EXERCISE REQUIREMENTS | Spot every line with the word "right" and return it.

RECORDS FOR THIS EXERCISE |
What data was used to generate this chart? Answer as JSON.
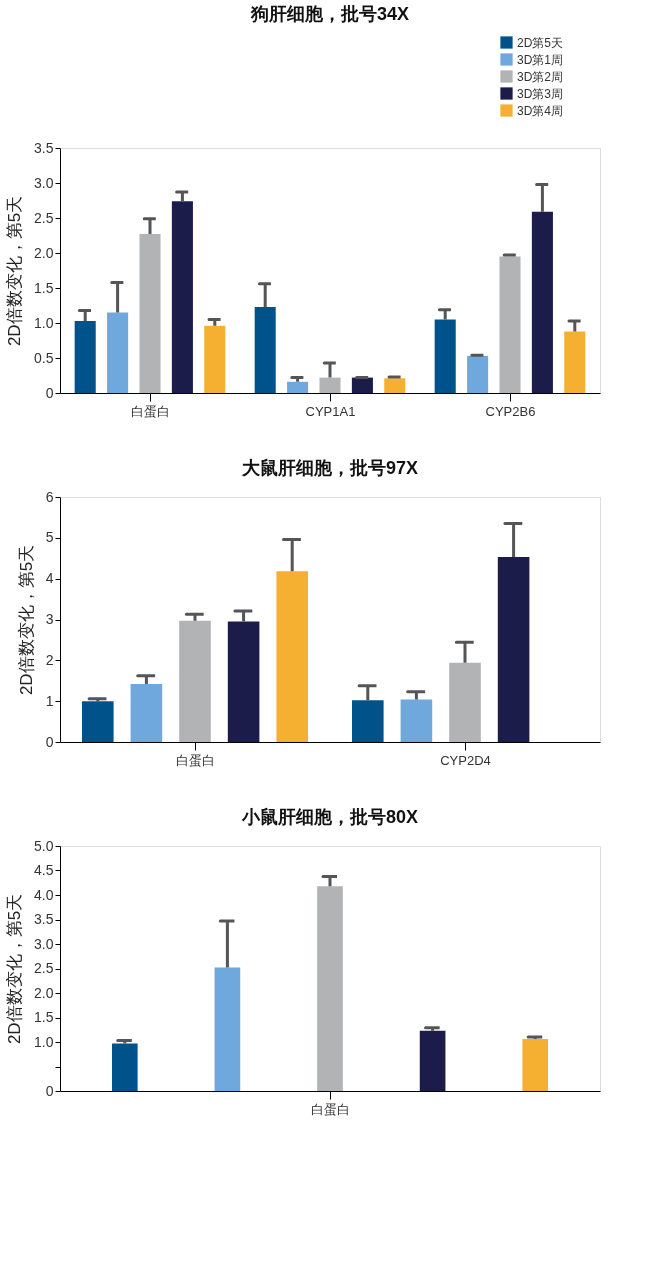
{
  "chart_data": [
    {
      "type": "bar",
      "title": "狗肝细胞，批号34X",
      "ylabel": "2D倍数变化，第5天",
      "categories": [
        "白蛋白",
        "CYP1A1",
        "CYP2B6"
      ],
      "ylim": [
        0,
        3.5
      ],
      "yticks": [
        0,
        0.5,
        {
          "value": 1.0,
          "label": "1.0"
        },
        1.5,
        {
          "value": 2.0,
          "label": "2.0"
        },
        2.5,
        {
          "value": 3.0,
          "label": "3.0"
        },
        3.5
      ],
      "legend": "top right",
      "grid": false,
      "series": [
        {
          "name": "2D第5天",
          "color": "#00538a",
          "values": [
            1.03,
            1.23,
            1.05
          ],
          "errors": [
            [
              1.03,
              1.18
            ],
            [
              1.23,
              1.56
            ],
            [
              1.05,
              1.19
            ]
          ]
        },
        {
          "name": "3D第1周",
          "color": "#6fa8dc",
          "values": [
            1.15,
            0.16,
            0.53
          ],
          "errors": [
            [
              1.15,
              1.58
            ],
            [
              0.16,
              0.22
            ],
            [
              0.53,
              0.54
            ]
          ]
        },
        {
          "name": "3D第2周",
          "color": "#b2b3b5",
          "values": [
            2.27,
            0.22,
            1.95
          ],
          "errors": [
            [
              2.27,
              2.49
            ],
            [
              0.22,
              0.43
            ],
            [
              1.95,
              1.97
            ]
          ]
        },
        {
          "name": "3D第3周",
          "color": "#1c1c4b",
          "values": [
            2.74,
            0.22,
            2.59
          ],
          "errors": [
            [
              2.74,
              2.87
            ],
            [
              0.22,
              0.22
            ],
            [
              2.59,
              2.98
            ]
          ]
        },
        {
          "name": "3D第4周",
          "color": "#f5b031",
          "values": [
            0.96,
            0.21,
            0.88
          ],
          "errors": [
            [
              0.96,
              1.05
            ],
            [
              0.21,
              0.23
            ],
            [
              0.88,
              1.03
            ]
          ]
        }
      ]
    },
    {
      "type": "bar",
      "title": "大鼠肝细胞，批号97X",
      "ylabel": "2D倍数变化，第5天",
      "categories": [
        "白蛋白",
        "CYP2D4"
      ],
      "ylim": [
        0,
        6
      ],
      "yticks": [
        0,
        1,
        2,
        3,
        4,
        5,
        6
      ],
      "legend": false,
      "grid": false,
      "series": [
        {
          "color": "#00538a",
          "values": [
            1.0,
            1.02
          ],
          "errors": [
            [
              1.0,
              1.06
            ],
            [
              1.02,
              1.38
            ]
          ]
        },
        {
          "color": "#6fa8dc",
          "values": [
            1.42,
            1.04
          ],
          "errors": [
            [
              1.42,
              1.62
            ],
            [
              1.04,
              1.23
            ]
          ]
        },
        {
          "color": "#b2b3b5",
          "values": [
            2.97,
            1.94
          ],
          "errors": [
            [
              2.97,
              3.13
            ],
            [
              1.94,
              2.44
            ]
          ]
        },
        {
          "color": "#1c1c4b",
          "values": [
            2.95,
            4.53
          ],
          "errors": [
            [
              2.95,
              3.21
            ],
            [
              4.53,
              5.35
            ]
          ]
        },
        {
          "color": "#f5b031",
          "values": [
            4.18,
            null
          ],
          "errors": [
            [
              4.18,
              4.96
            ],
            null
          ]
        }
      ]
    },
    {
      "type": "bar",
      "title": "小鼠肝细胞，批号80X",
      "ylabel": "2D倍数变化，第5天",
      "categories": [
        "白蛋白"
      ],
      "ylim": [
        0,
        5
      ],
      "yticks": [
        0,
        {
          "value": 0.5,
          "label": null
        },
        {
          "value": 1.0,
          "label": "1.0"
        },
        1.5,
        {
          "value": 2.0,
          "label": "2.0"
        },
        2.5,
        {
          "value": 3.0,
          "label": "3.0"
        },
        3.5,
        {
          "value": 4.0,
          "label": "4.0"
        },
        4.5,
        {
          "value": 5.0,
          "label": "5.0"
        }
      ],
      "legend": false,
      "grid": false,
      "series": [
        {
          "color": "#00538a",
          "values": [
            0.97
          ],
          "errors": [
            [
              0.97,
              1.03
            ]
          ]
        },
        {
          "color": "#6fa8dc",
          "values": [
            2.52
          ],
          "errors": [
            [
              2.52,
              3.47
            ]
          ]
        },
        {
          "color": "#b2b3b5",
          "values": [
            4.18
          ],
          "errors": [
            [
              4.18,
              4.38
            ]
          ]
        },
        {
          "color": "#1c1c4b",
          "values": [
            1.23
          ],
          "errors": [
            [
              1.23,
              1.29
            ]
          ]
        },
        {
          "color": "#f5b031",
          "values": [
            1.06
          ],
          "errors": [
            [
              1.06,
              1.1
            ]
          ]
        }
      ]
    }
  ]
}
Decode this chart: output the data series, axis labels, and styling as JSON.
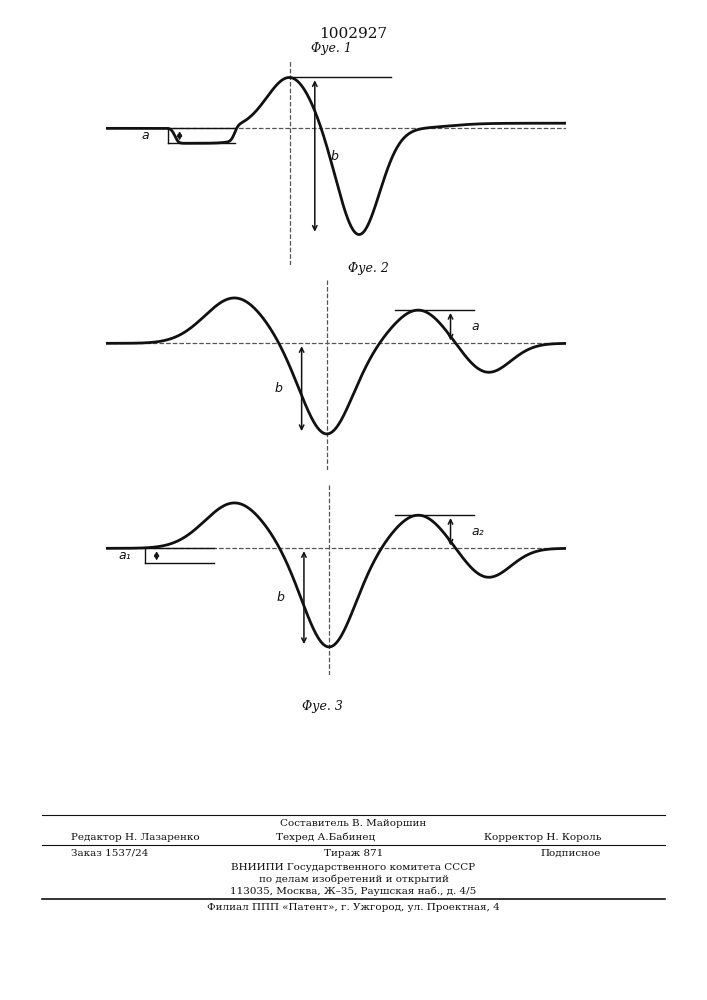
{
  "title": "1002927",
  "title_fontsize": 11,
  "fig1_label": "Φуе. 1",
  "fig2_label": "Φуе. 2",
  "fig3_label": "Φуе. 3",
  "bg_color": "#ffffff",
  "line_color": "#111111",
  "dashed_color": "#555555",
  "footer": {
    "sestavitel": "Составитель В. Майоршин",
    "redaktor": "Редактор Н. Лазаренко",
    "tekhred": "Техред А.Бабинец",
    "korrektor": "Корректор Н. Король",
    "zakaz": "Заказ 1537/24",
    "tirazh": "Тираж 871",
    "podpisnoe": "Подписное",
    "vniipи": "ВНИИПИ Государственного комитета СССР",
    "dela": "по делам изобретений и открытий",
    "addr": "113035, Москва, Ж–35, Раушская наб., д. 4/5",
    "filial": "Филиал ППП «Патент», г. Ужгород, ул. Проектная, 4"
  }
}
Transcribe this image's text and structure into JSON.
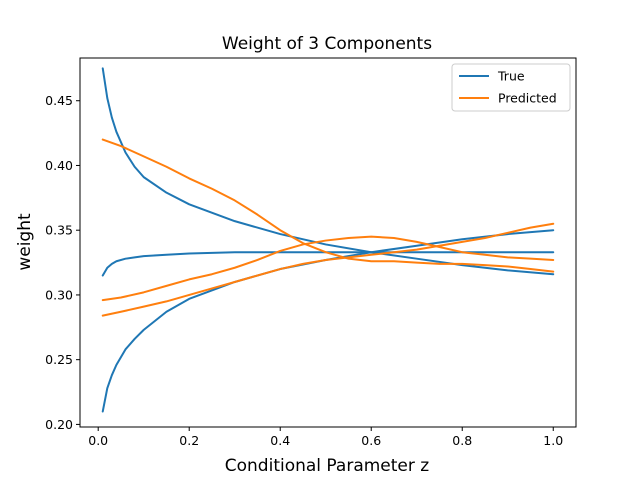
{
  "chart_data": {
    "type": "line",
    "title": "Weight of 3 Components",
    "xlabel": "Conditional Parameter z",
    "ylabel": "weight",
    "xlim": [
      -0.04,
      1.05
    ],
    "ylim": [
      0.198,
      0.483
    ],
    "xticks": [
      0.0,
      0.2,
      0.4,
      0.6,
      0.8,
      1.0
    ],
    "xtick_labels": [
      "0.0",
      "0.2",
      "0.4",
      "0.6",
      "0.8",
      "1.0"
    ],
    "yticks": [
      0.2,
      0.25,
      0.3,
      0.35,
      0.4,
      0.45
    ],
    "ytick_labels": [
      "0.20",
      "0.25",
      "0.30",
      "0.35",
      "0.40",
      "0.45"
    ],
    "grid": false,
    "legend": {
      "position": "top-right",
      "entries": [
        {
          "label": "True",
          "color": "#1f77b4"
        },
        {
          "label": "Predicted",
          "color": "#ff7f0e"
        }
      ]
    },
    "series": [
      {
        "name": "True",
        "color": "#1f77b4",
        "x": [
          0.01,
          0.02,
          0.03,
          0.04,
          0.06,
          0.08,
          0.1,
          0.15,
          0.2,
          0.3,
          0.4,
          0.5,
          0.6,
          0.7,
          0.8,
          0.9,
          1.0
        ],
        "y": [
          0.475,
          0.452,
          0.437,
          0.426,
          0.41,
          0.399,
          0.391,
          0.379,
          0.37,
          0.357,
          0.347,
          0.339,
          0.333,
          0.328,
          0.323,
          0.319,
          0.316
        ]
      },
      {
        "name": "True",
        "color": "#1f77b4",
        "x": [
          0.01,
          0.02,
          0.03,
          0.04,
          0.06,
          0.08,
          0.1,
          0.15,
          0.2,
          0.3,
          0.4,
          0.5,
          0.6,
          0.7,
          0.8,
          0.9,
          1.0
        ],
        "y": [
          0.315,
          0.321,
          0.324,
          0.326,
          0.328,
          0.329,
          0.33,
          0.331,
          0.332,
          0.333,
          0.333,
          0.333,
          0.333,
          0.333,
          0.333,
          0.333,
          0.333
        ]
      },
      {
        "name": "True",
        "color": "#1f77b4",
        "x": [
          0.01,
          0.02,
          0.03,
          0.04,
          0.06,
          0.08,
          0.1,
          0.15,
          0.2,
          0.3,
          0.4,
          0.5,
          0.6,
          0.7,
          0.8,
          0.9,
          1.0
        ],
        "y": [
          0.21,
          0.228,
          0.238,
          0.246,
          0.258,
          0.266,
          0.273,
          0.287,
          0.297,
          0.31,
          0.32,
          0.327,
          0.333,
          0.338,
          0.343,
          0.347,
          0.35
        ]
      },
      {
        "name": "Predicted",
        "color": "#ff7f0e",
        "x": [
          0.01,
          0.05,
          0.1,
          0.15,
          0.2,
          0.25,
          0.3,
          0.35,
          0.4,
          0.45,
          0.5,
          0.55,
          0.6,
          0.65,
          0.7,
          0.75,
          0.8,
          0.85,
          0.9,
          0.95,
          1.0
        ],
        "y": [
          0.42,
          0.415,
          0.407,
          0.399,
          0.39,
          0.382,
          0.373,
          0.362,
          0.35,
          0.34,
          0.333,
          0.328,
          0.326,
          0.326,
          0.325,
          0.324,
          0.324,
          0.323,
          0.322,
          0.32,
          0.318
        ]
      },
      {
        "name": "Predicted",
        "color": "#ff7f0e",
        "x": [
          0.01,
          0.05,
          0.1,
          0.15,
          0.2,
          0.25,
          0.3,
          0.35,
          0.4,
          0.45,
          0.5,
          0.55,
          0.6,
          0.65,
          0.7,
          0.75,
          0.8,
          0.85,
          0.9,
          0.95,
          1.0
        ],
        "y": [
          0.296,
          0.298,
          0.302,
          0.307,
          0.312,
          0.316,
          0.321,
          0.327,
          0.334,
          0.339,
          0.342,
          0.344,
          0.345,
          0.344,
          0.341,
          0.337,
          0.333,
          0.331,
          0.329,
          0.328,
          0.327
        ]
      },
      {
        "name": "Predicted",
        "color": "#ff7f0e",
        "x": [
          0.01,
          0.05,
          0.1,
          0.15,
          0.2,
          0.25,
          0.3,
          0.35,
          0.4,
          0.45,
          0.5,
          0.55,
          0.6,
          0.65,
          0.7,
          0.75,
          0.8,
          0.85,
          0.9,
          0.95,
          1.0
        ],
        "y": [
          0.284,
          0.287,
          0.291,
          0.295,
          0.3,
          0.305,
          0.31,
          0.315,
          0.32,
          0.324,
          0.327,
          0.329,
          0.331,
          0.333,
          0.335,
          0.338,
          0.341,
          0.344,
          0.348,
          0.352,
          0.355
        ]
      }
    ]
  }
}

RESPONSE |
      "legend": "top right",
      "position": "top-right",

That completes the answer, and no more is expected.